● **Instructions to follow**:
Copy the listing out in full. Keep every word as it is.

● **Data to examine**:
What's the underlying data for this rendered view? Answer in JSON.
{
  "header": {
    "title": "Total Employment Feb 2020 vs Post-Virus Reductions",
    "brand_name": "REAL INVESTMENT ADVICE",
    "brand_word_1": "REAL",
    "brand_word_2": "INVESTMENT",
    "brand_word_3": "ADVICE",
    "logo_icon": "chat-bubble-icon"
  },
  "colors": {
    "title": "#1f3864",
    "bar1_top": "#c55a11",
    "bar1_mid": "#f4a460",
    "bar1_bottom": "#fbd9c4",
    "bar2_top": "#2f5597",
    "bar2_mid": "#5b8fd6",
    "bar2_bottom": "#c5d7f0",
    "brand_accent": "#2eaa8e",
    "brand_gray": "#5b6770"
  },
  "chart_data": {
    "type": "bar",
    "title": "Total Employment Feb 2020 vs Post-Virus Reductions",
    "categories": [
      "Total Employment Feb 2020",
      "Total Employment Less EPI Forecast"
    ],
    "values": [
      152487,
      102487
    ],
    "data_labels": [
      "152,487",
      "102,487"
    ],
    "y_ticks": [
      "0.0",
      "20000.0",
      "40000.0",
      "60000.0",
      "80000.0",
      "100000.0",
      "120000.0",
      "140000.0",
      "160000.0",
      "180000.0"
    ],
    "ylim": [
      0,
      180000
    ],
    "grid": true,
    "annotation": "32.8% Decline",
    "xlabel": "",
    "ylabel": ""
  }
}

● **Written solution**:
What's the underlying data for this rendered view? Answer in JSON.
{
  "header": {
    "title": "Total Employment Feb 2020 vs Post-Virus Reductions",
    "brand_name": "REAL INVESTMENT ADVICE",
    "brand_word_1": "REAL",
    "brand_word_2": "INVESTMENT",
    "brand_word_3": "ADVICE",
    "logo_icon": "chat-bubble-icon"
  },
  "colors": {
    "title": "#1f3864",
    "bar1_top": "#c55a11",
    "bar1_mid": "#f4a460",
    "bar1_bottom": "#fbd9c4",
    "bar2_top": "#2f5597",
    "bar2_mid": "#5b8fd6",
    "bar2_bottom": "#c5d7f0",
    "brand_accent": "#2eaa8e",
    "brand_gray": "#5b6770"
  },
  "chart_data": {
    "type": "bar",
    "title": "Total Employment Feb 2020 vs Post-Virus Reductions",
    "categories": [
      "Total Employment Feb 2020",
      "Total Employment Less EPI Forecast"
    ],
    "values": [
      152487,
      102487
    ],
    "data_labels": [
      "152,487",
      "102,487"
    ],
    "y_ticks": [
      "0.0",
      "20000.0",
      "40000.0",
      "60000.0",
      "80000.0",
      "100000.0",
      "120000.0",
      "140000.0",
      "160000.0",
      "180000.0"
    ],
    "ylim": [
      0,
      180000
    ],
    "grid": true,
    "annotation": "32.8% Decline",
    "xlabel": "",
    "ylabel": ""
  }
}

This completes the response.